Short problem:
Print all of the entries exactly, minus the pictures.

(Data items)
——

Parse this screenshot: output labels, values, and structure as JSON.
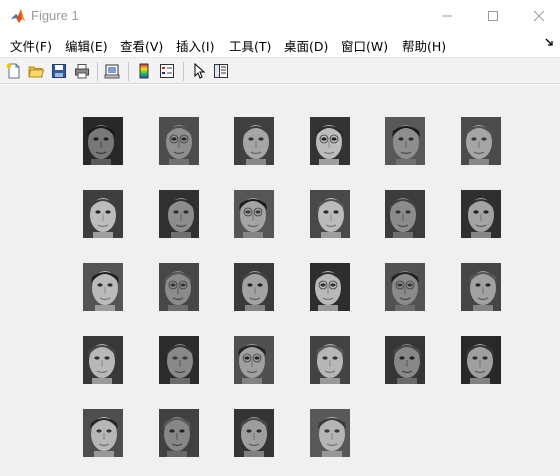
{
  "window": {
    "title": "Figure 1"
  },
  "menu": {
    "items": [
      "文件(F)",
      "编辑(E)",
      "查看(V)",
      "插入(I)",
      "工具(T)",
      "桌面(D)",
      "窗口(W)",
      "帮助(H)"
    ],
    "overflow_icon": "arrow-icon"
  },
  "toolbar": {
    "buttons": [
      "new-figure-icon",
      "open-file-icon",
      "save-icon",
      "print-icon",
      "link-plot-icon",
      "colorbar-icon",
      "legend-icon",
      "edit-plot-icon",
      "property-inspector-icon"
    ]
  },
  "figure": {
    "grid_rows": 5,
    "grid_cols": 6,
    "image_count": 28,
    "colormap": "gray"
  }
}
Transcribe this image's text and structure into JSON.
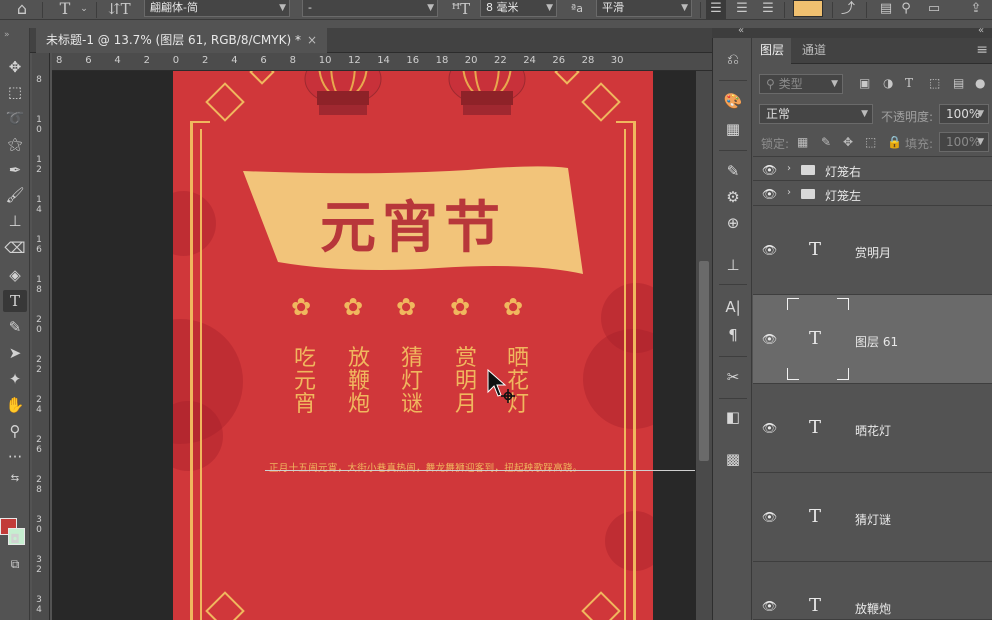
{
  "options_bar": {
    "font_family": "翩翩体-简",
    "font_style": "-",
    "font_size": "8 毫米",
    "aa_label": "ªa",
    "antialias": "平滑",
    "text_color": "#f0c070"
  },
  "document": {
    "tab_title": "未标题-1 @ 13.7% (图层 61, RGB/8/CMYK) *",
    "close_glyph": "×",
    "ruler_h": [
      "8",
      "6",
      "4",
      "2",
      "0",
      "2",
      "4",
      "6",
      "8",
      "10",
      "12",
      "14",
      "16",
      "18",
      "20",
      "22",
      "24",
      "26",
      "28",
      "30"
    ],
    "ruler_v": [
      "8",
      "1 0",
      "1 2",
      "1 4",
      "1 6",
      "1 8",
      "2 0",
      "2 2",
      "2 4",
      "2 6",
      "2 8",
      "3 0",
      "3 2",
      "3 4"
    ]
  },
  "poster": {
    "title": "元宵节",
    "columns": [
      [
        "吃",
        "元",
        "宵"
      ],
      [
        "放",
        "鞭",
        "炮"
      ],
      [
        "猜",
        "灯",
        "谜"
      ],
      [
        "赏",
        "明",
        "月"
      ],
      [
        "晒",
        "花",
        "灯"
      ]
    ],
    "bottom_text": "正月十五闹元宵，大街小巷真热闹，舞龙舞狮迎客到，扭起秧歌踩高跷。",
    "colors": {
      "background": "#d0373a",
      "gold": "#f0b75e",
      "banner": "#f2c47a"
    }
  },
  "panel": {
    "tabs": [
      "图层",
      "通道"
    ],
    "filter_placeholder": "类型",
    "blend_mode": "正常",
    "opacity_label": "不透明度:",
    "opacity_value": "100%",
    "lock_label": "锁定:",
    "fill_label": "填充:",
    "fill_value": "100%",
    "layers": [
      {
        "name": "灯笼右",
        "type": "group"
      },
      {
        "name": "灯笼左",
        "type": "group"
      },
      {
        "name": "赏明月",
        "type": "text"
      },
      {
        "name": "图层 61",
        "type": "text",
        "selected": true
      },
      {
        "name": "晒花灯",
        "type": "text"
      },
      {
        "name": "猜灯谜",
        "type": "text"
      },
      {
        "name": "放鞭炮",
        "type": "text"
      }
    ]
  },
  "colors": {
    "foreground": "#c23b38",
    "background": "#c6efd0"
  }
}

——

Solution to this exercise:
Parse this screenshot: output labels, values, and structure as JSON.
{
  "window": {
    "title": "Figure 1"
  },
  "menu": {
    "items": [
      "文件(F)",
      "编辑(E)",
      "查看(V)",
      "插入(I)",
      "工具(T)",
      "桌面(D)",
      "窗口(W)",
      "帮助(H)"
    ],
    "overflow_icon": "arrow-icon"
  },
  "toolbar": {
    "buttons": [
      "new-figure-icon",
      "open-file-icon",
      "save-icon",
      "print-icon",
      "link-plot-icon",
      "colorbar-icon",
      "legend-icon",
      "edit-plot-icon",
      "property-inspector-icon"
    ]
  },
  "figure": {
    "grid_rows": 5,
    "grid_cols": 6,
    "image_count": 28,
    "colormap": "gray"
  }
}
Transcribe this image's text and structure into JSON.
{
  "options_bar": {
    "font_family": "翩翩体-简",
    "font_style": "-",
    "font_size": "8 毫米",
    "aa_label": "ªa",
    "antialias": "平滑",
    "text_color": "#f0c070"
  },
  "document": {
    "tab_title": "未标题-1 @ 13.7% (图层 61, RGB/8/CMYK) *",
    "close_glyph": "×",
    "ruler_h": [
      "8",
      "6",
      "4",
      "2",
      "0",
      "2",
      "4",
      "6",
      "8",
      "10",
      "12",
      "14",
      "16",
      "18",
      "20",
      "22",
      "24",
      "26",
      "28",
      "30"
    ],
    "ruler_v": [
      "8",
      "1 0",
      "1 2",
      "1 4",
      "1 6",
      "1 8",
      "2 0",
      "2 2",
      "2 4",
      "2 6",
      "2 8",
      "3 0",
      "3 2",
      "3 4"
    ]
  },
  "poster": {
    "title": "元宵节",
    "columns": [
      [
        "吃",
        "元",
        "宵"
      ],
      [
        "放",
        "鞭",
        "炮"
      ],
      [
        "猜",
        "灯",
        "谜"
      ],
      [
        "赏",
        "明",
        "月"
      ],
      [
        "晒",
        "花",
        "灯"
      ]
    ],
    "bottom_text": "正月十五闹元宵，大街小巷真热闹，舞龙舞狮迎客到，扭起秧歌踩高跷。",
    "colors": {
      "background": "#d0373a",
      "gold": "#f0b75e",
      "banner": "#f2c47a"
    }
  },
  "panel": {
    "tabs": [
      "图层",
      "通道"
    ],
    "filter_placeholder": "类型",
    "blend_mode": "正常",
    "opacity_label": "不透明度:",
    "opacity_value": "100%",
    "lock_label": "锁定:",
    "fill_label": "填充:",
    "fill_value": "100%",
    "layers": [
      {
        "name": "灯笼右",
        "type": "group"
      },
      {
        "name": "灯笼左",
        "type": "group"
      },
      {
        "name": "赏明月",
        "type": "text"
      },
      {
        "name": "图层 61",
        "type": "text",
        "selected": true
      },
      {
        "name": "晒花灯",
        "type": "text"
      },
      {
        "name": "猜灯谜",
        "type": "text"
      },
      {
        "name": "放鞭炮",
        "type": "text"
      }
    ]
  },
  "colors": {
    "foreground": "#c23b38",
    "background": "#c6efd0"
  }
}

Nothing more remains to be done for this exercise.